- Given task
Write the entries below out again exactly; any picture in them stays out.
= = = =
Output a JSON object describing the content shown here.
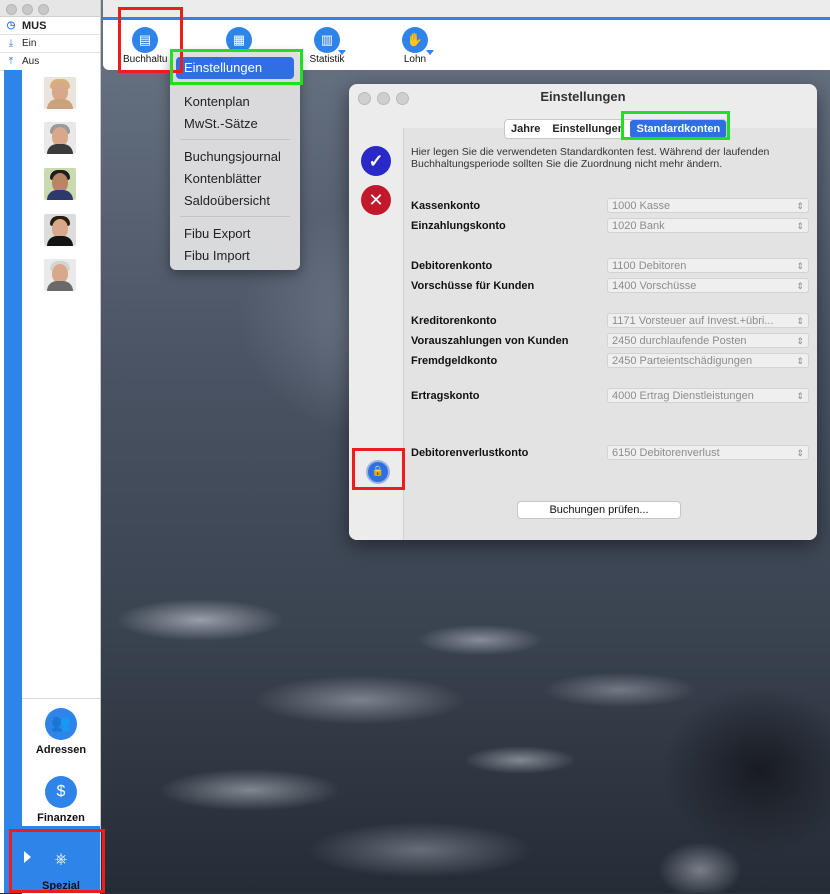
{
  "colors": {
    "accent": "#2f84ea",
    "selection": "#2f6fe3",
    "ok": "#2929c9",
    "cancel": "#c1192b",
    "highlight_red": "#ee1c1c",
    "highlight_green": "#1ee01e"
  },
  "left_window": {
    "title": "MUS",
    "rows": [
      {
        "icon": "clock-icon",
        "label": "MUS"
      },
      {
        "icon": "download-icon",
        "label": "Ein"
      },
      {
        "icon": "upload-icon",
        "label": "Aus"
      }
    ],
    "nav": [
      {
        "icon": "people-icon",
        "label": "Adressen"
      },
      {
        "icon": "coins-icon",
        "label": "Finanzen"
      },
      {
        "icon": "helm-icon",
        "label": "Spezial"
      }
    ]
  },
  "toolbar": {
    "items": [
      {
        "icon": "ledger-icon",
        "label": "Buchhaltu"
      },
      {
        "icon": "calendar-icon",
        "label": ""
      },
      {
        "icon": "bar-chart-icon",
        "label": "Statistik"
      },
      {
        "icon": "money-hand-icon",
        "label": "Lohn"
      }
    ]
  },
  "menu": {
    "selected": "Einstellungen",
    "items": [
      "Kontenplan",
      "MwSt.-Sätze",
      "Buchungsjournal",
      "Kontenblätter",
      "Saldoübersicht",
      "Fibu Export",
      "Fibu Import"
    ]
  },
  "dialog": {
    "title": "Einstellungen",
    "tabs": [
      "Jahre",
      "Einstellungen",
      "Standardkonten"
    ],
    "active_tab": "Standardkonten",
    "description": "Hier legen Sie die verwendeten Standardkonten fest. Während der laufenden Buchhaltungsperiode sollten Sie die Zuordnung nicht mehr ändern.",
    "fields": [
      {
        "label": "Kassenkonto",
        "value": "1000 Kasse"
      },
      {
        "label": "Einzahlungskonto",
        "value": "1020 Bank"
      },
      {
        "label": "Debitorenkonto",
        "value": "1100 Debitoren"
      },
      {
        "label": "Vorschüsse für Kunden",
        "value": "1400 Vorschüsse"
      },
      {
        "label": "Kreditorenkonto",
        "value": "1171 Vorsteuer auf Invest.+übri..."
      },
      {
        "label": "Vorauszahlungen von Kunden",
        "value": "2450 durchlaufende Posten"
      },
      {
        "label": "Fremdgeldkonto",
        "value": "2450 Parteientschädigungen"
      },
      {
        "label": "Ertragskonto",
        "value": "4000 Ertrag Dienstleistungen"
      },
      {
        "label": "Debitorenverlustkonto",
        "value": "6150 Debitorenverlust"
      }
    ],
    "check_button": "Buchungen prüfen..."
  }
}
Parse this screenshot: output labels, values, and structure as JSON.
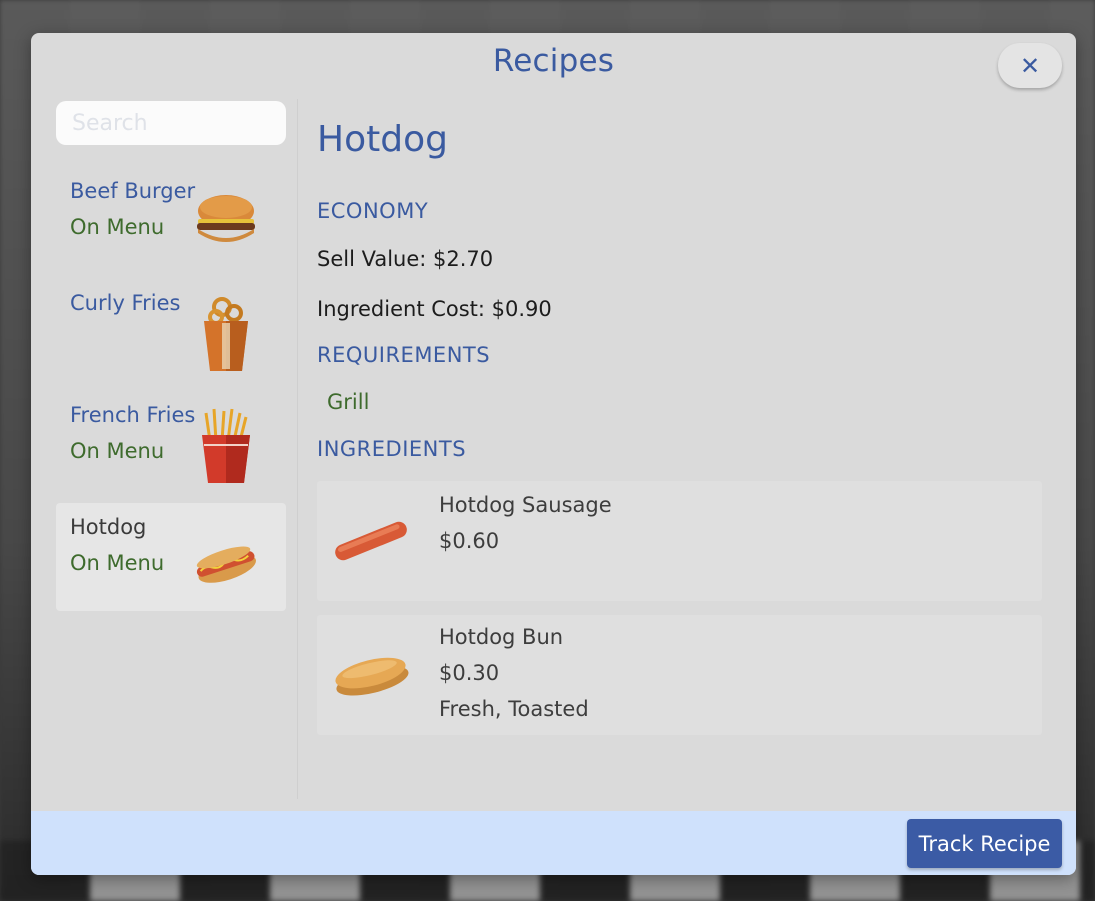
{
  "modal": {
    "title": "Recipes",
    "close_icon": "close-icon"
  },
  "sidebar": {
    "search_placeholder": "Search",
    "search_value": "",
    "items": [
      {
        "name": "Beef Burger",
        "status": "On Menu",
        "icon": "burger-icon",
        "selected": false
      },
      {
        "name": "Curly Fries",
        "status": "",
        "icon": "curly-fries-icon",
        "selected": false
      },
      {
        "name": "French Fries",
        "status": "On Menu",
        "icon": "french-fries-icon",
        "selected": false
      },
      {
        "name": "Hotdog",
        "status": "On Menu",
        "icon": "hotdog-icon",
        "selected": true
      }
    ]
  },
  "detail": {
    "title": "Hotdog",
    "economy_heading": "ECONOMY",
    "sell_value": "Sell Value: $2.70",
    "ingredient_cost": "Ingredient Cost: $0.90",
    "requirements_heading": "REQUIREMENTS",
    "requirements": [
      "Grill"
    ],
    "ingredients_heading": "INGREDIENTS",
    "ingredients": [
      {
        "name": "Hotdog Sausage",
        "price": "$0.60",
        "extra": "",
        "icon": "sausage-icon"
      },
      {
        "name": "Hotdog Bun",
        "price": "$0.30",
        "extra": "Fresh, Toasted",
        "icon": "bun-icon"
      }
    ]
  },
  "footer": {
    "track_label": "Track Recipe"
  },
  "colors": {
    "accent": "#3a5aa0",
    "on_menu": "#3e6b2d",
    "panel": "#dadada",
    "footer": "#cfe1fc",
    "button": "#3b5ba5"
  }
}
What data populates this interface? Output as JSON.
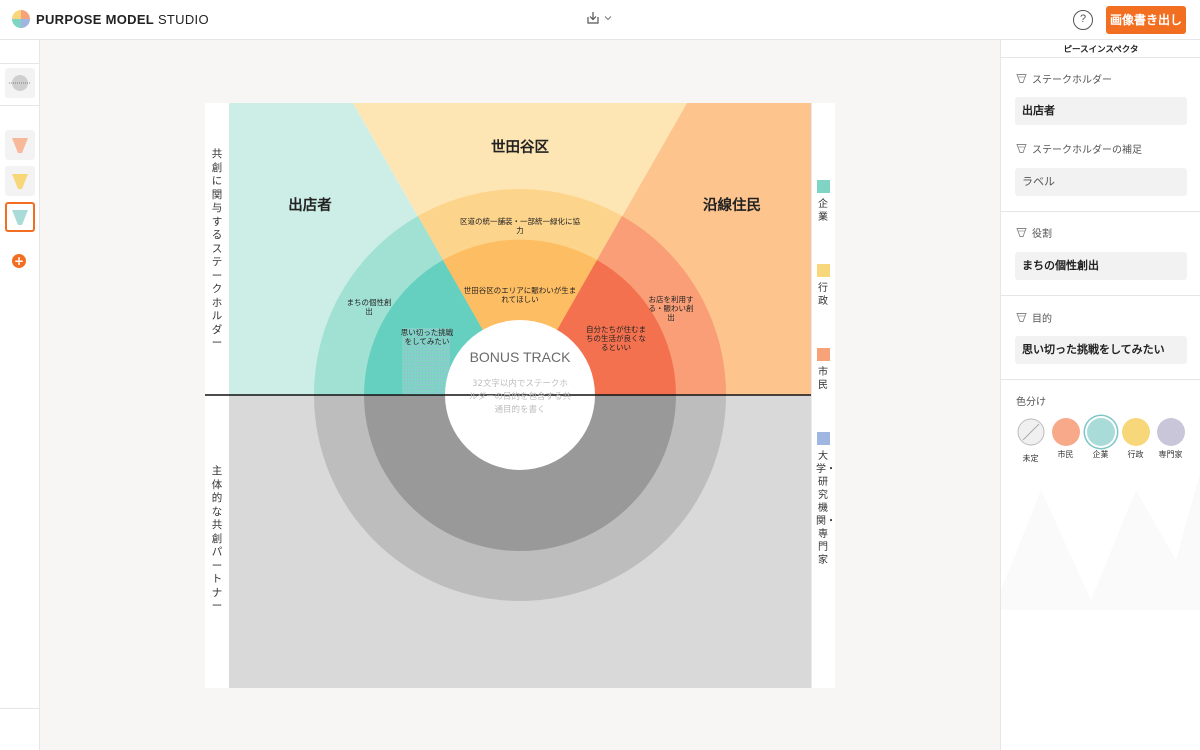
{
  "app": {
    "brand_bold": "PURPOSE MODEL",
    "brand_light": "STUDIO",
    "export_label": "画像書き出し",
    "help_label": "?"
  },
  "canvas": {
    "left_label_top": "共創に関与するステークホルダー",
    "left_label_bottom": "主体的な共創パートナー",
    "sectors": {
      "left": "出店者",
      "center": "世田谷区",
      "right": "沿線住民"
    },
    "outer_texts": {
      "left": "まちの個性創出",
      "center": "区道の統一舗装・一部統一緑化に協力",
      "right": "お店を利用する・賑わい創出"
    },
    "inner_texts": {
      "left": "思い切った挑戦をしてみたい",
      "center": "世田谷区のエリアに賑わいが生まれてほしい",
      "right": "自分たちが住むまちの生活が良くなるといい"
    },
    "bonus": {
      "title": "BONUS TRACK",
      "desc": "32文字以内でステークホルダーの目的を包含する共通目的を書く"
    },
    "legend": [
      {
        "label": "企業",
        "color": "#7fd4c3"
      },
      {
        "label": "行政",
        "color": "#f8d77a"
      },
      {
        "label": "市民",
        "color": "#f8a27a"
      },
      {
        "label": "大学・研究機関・専門家",
        "color": "#9fb6e0"
      }
    ]
  },
  "inspector": {
    "title": "ピースインスペクタ",
    "stakeholder_label": "ステークホルダー",
    "stakeholder_value": "出店者",
    "supplement_label": "ステークホルダーの補足",
    "supplement_value": "ラベル",
    "role_label": "役割",
    "role_value": "まちの個性創出",
    "purpose_label": "目的",
    "purpose_value": "思い切った挑戦をしてみたい",
    "color_label": "色分け",
    "colors": [
      {
        "label": "未定",
        "color": "#f0f0f0"
      },
      {
        "label": "市民",
        "color": "#f8a98a"
      },
      {
        "label": "企業",
        "color": "#a9dcd9"
      },
      {
        "label": "行政",
        "color": "#f8d77a"
      },
      {
        "label": "専門家",
        "color": "#c9c6d9"
      }
    ]
  }
}
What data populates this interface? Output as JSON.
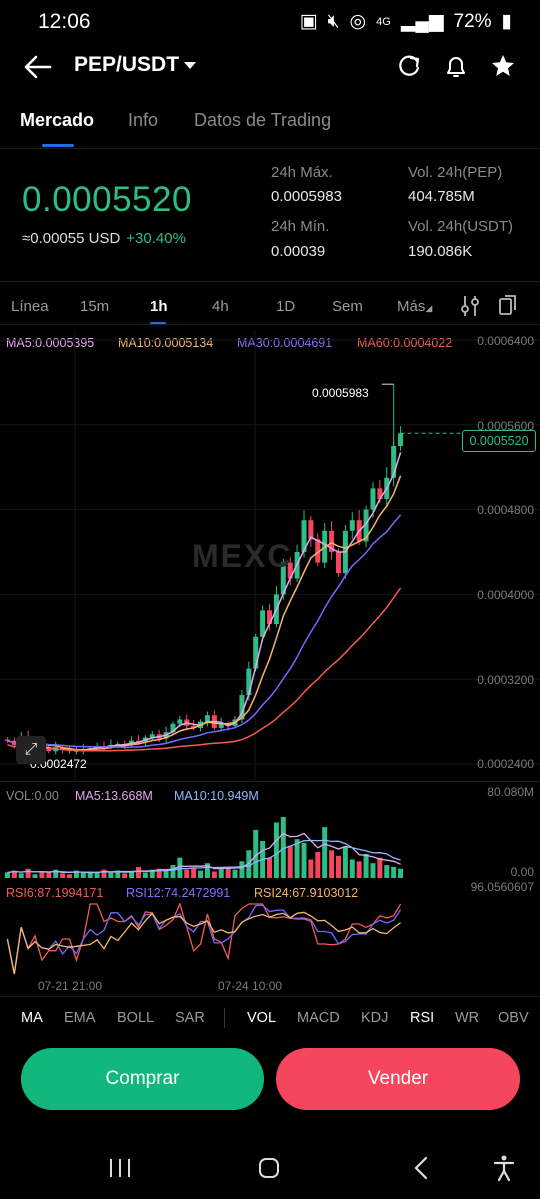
= = = =
- Result below
Output a JSON object describing the content shown here.
{
  "colors": {
    "accent": "#2f84ea",
    "selection": "#2f6fe3",
    "ok": "#2929c9",
    "cancel": "#c1192b",
    "highlight_red": "#ee1c1c",
    "highlight_green": "#1ee01e"
  },
  "left_window": {
    "title": "MUS",
    "rows": [
      {
        "icon": "clock-icon",
        "label": "MUS"
      },
      {
        "icon": "download-icon",
        "label": "Ein"
      },
      {
        "icon": "upload-icon",
        "label": "Aus"
      }
    ],
    "nav": [
      {
        "icon": "people-icon",
        "label": "Adressen"
      },
      {
        "icon": "coins-icon",
        "label": "Finanzen"
      },
      {
        "icon": "helm-icon",
        "label": "Spezial"
      }
    ]
  },
  "toolbar": {
    "items": [
      {
        "icon": "ledger-icon",
        "label": "Buchhaltu"
      },
      {
        "icon": "calendar-icon",
        "label": ""
      },
      {
        "icon": "bar-chart-icon",
        "label": "Statistik"
      },
      {
        "icon": "money-hand-icon",
        "label": "Lohn"
      }
    ]
  },
  "menu": {
    "selected": "Einstellungen",
    "items": [
      "Kontenplan",
      "MwSt.-Sätze",
      "Buchungsjournal",
      "Kontenblätter",
      "Saldoübersicht",
      "Fibu Export",
      "Fibu Import"
    ]
  },
  "dialog": {
    "title": "Einstellungen",
    "tabs": [
      "Jahre",
      "Einstellungen",
      "Standardkonten"
    ],
    "active_tab": "Standardkonten",
    "description": "Hier legen Sie die verwendeten Standardkonten fest. Während der laufenden Buchhaltungsperiode sollten Sie die Zuordnung nicht mehr ändern.",
    "fields": [
      {
        "label": "Kassenkonto",
        "value": "1000 Kasse"
      },
      {
        "label": "Einzahlungskonto",
        "value": "1020 Bank"
      },
      {
        "label": "Debitorenkonto",
        "value": "1100 Debitoren"
      },
      {
        "label": "Vorschüsse für Kunden",
        "value": "1400 Vorschüsse"
      },
      {
        "label": "Kreditorenkonto",
        "value": "1171 Vorsteuer auf Invest.+übri..."
      },
      {
        "label": "Vorauszahlungen von Kunden",
        "value": "2450 durchlaufende Posten"
      },
      {
        "label": "Fremdgeldkonto",
        "value": "2450 Parteientschädigungen"
      },
      {
        "label": "Ertragskonto",
        "value": "4000 Ertrag Dienstleistungen"
      },
      {
        "label": "Debitorenverlustkonto",
        "value": "6150 Debitorenverlust"
      }
    ],
    "check_button": "Buchungen prüfen..."
  }
}
Parse this screenshot: output labels, values, and structure as JSON.
{
  "modal": {
    "title": "Recipes",
    "close_icon": "close-icon"
  },
  "sidebar": {
    "search_placeholder": "Search",
    "search_value": "",
    "items": [
      {
        "name": "Beef Burger",
        "status": "On Menu",
        "icon": "burger-icon",
        "selected": false
      },
      {
        "name": "Curly Fries",
        "status": "",
        "icon": "curly-fries-icon",
        "selected": false
      },
      {
        "name": "French Fries",
        "status": "On Menu",
        "icon": "french-fries-icon",
        "selected": false
      },
      {
        "name": "Hotdog",
        "status": "On Menu",
        "icon": "hotdog-icon",
        "selected": true
      }
    ]
  },
  "detail": {
    "title": "Hotdog",
    "economy_heading": "ECONOMY",
    "sell_value": "Sell Value: $2.70",
    "ingredient_cost": "Ingredient Cost: $0.90",
    "requirements_heading": "REQUIREMENTS",
    "requirements": [
      "Grill"
    ],
    "ingredients_heading": "INGREDIENTS",
    "ingredients": [
      {
        "name": "Hotdog Sausage",
        "price": "$0.60",
        "extra": "",
        "icon": "sausage-icon"
      },
      {
        "name": "Hotdog Bun",
        "price": "$0.30",
        "extra": "Fresh, Toasted",
        "icon": "bun-icon"
      }
    ]
  },
  "footer": {
    "track_label": "Track Recipe"
  },
  "colors": {
    "accent": "#3a5aa0",
    "on_menu": "#3e6b2d",
    "panel": "#dadada",
    "footer": "#cfe1fc",
    "button": "#3b5ba5"
  }
}
What data populates this interface? Output as JSON.
{
  "app": {
    "brand_bold": "PURPOSE MODEL",
    "brand_light": "STUDIO",
    "export_label": "画像書き出し",
    "help_label": "?"
  },
  "canvas": {
    "left_label_top": "共創に関与するステークホルダー",
    "left_label_bottom": "主体的な共創パートナー",
    "sectors": {
      "left": "出店者",
      "center": "世田谷区",
      "right": "沿線住民"
    },
    "outer_texts": {
      "left": "まちの個性創出",
      "center": "区道の統一舗装・一部統一緑化に協力",
      "right": "お店を利用する・賑わい創出"
    },
    "inner_texts": {
      "left": "思い切った挑戦をしてみたい",
      "center": "世田谷区のエリアに賑わいが生まれてほしい",
      "right": "自分たちが住むまちの生活が良くなるといい"
    },
    "bonus": {
      "title": "BONUS TRACK",
      "desc": "32文字以内でステークホルダーの目的を包含する共通目的を書く"
    },
    "legend": [
      {
        "label": "企業",
        "color": "#7fd4c3"
      },
      {
        "label": "行政",
        "color": "#f8d77a"
      },
      {
        "label": "市民",
        "color": "#f8a27a"
      },
      {
        "label": "大学・研究機関・専門家",
        "color": "#9fb6e0"
      }
    ]
  },
  "inspector": {
    "title": "ピースインスペクタ",
    "stakeholder_label": "ステークホルダー",
    "stakeholder_value": "出店者",
    "supplement_label": "ステークホルダーの補足",
    "supplement_value": "ラベル",
    "role_label": "役割",
    "role_value": "まちの個性創出",
    "purpose_label": "目的",
    "purpose_value": "思い切った挑戦をしてみたい",
    "color_label": "色分け",
    "colors": [
      {
        "label": "未定",
        "color": "#f0f0f0"
      },
      {
        "label": "市民",
        "color": "#f8a98a"
      },
      {
        "label": "企業",
        "color": "#a9dcd9"
      },
      {
        "label": "行政",
        "color": "#f8d77a"
      },
      {
        "label": "専門家",
        "color": "#c9c6d9"
      }
    ]
  }
}
What data populates this interface? Output as JSON.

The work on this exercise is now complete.